───── Dataset content

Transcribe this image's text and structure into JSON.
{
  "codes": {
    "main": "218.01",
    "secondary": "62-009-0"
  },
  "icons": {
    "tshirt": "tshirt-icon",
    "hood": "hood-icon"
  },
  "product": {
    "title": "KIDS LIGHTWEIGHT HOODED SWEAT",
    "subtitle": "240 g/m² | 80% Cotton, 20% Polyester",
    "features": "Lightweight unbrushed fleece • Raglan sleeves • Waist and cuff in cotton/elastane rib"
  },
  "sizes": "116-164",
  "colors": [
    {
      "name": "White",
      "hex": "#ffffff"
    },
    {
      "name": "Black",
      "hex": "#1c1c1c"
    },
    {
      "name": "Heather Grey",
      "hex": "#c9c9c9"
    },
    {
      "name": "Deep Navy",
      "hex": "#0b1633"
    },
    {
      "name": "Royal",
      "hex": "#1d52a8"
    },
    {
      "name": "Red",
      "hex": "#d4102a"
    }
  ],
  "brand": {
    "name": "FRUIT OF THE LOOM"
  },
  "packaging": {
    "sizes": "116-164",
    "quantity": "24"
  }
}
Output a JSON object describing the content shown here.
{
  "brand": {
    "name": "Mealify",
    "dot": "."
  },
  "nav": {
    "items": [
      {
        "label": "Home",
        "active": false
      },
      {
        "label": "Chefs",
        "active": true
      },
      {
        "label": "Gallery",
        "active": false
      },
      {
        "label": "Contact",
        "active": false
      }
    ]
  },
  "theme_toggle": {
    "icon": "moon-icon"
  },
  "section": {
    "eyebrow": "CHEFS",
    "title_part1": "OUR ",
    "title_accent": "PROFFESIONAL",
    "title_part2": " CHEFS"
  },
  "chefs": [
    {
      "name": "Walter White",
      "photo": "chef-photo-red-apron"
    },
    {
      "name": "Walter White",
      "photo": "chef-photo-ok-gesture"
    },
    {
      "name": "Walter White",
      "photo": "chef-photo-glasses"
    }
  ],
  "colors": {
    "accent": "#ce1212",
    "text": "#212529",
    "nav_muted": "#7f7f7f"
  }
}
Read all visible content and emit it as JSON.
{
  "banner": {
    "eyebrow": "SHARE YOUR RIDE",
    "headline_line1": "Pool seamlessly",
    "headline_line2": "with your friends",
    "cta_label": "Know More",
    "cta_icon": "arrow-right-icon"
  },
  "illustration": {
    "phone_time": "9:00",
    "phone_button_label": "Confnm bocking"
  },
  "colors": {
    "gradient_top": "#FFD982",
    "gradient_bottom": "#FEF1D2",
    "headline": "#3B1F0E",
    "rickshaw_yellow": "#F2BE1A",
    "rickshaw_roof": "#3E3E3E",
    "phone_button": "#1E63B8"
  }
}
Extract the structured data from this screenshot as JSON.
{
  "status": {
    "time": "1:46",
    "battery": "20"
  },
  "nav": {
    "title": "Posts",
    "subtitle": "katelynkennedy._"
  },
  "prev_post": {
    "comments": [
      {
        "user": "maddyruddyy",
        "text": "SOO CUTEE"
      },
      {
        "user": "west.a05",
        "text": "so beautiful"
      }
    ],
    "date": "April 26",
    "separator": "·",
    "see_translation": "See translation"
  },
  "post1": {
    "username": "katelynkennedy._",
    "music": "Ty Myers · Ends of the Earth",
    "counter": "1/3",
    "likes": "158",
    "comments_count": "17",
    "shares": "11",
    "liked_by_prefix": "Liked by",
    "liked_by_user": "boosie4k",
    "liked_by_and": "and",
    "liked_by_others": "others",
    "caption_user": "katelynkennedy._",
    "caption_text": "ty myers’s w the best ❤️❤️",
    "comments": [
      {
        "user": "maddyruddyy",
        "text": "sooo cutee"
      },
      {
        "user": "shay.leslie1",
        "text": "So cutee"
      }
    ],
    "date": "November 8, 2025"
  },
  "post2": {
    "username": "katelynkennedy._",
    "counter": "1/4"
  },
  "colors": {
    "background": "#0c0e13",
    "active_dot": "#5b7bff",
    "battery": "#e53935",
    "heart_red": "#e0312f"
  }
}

──────────

**Short exercise:**
Each entry above is to be set down again in exactly the same words.

**Solution to this task:**
Transcribe this image's text and structure into JSON.
{
  "codes": {
    "main": "218.01",
    "secondary": "62-009-0"
  },
  "icons": {
    "tshirt": "tshirt-icon",
    "hood": "hood-icon"
  },
  "product": {
    "title": "KIDS LIGHTWEIGHT HOODED SWEAT",
    "subtitle": "240 g/m² | 80% Cotton, 20% Polyester",
    "features": "Lightweight unbrushed fleece • Raglan sleeves • Waist and cuff in cotton/elastane rib"
  },
  "sizes": "116-164",
  "colors": [
    {
      "name": "White",
      "hex": "#ffffff"
    },
    {
      "name": "Black",
      "hex": "#1c1c1c"
    },
    {
      "name": "Heather Grey",
      "hex": "#c9c9c9"
    },
    {
      "name": "Deep Navy",
      "hex": "#0b1633"
    },
    {
      "name": "Royal",
      "hex": "#1d52a8"
    },
    {
      "name": "Red",
      "hex": "#d4102a"
    }
  ],
  "brand": {
    "name": "FRUIT OF THE LOOM"
  },
  "packaging": {
    "sizes": "116-164",
    "quantity": "24"
  }
}
Output a JSON object describing the content shown here.
{
  "brand": {
    "name": "Mealify",
    "dot": "."
  },
  "nav": {
    "items": [
      {
        "label": "Home",
        "active": false
      },
      {
        "label": "Chefs",
        "active": true
      },
      {
        "label": "Gallery",
        "active": false
      },
      {
        "label": "Contact",
        "active": false
      }
    ]
  },
  "theme_toggle": {
    "icon": "moon-icon"
  },
  "section": {
    "eyebrow": "CHEFS",
    "title_part1": "OUR ",
    "title_accent": "PROFFESIONAL",
    "title_part2": " CHEFS"
  },
  "chefs": [
    {
      "name": "Walter White",
      "photo": "chef-photo-red-apron"
    },
    {
      "name": "Walter White",
      "photo": "chef-photo-ok-gesture"
    },
    {
      "name": "Walter White",
      "photo": "chef-photo-glasses"
    }
  ],
  "colors": {
    "accent": "#ce1212",
    "text": "#212529",
    "nav_muted": "#7f7f7f"
  }
}
Read all visible content and emit it as JSON.
{
  "banner": {
    "eyebrow": "SHARE YOUR RIDE",
    "headline_line1": "Pool seamlessly",
    "headline_line2": "with your friends",
    "cta_label": "Know More",
    "cta_icon": "arrow-right-icon"
  },
  "illustration": {
    "phone_time": "9:00",
    "phone_button_label": "Confnm bocking"
  },
  "colors": {
    "gradient_top": "#FFD982",
    "gradient_bottom": "#FEF1D2",
    "headline": "#3B1F0E",
    "rickshaw_yellow": "#F2BE1A",
    "rickshaw_roof": "#3E3E3E",
    "phone_button": "#1E63B8"
  }
}
Extract the structured data from this screenshot as JSON.
{
  "status": {
    "time": "1:46",
    "battery": "20"
  },
  "nav": {
    "title": "Posts",
    "subtitle": "katelynkennedy._"
  },
  "prev_post": {
    "comments": [
      {
        "user": "maddyruddyy",
        "text": "SOO CUTEE"
      },
      {
        "user": "west.a05",
        "text": "so beautiful"
      }
    ],
    "date": "April 26",
    "separator": "·",
    "see_translation": "See translation"
  },
  "post1": {
    "username": "katelynkennedy._",
    "music": "Ty Myers · Ends of the Earth",
    "counter": "1/3",
    "likes": "158",
    "comments_count": "17",
    "shares": "11",
    "liked_by_prefix": "Liked by",
    "liked_by_user": "boosie4k",
    "liked_by_and": "and",
    "liked_by_others": "others",
    "caption_user": "katelynkennedy._",
    "caption_text": "ty myers’s w the best ❤️❤️",
    "comments": [
      {
        "user": "maddyruddyy",
        "text": "sooo cutee"
      },
      {
        "user": "shay.leslie1",
        "text": "So cutee"
      }
    ],
    "date": "November 8, 2025"
  },
  "post2": {
    "username": "katelynkennedy._",
    "counter": "1/4"
  },
  "colors": {
    "background": "#0c0e13",
    "active_dot": "#5b7bff",
    "battery": "#e53935",
    "heart_red": "#e0312f"
  }
}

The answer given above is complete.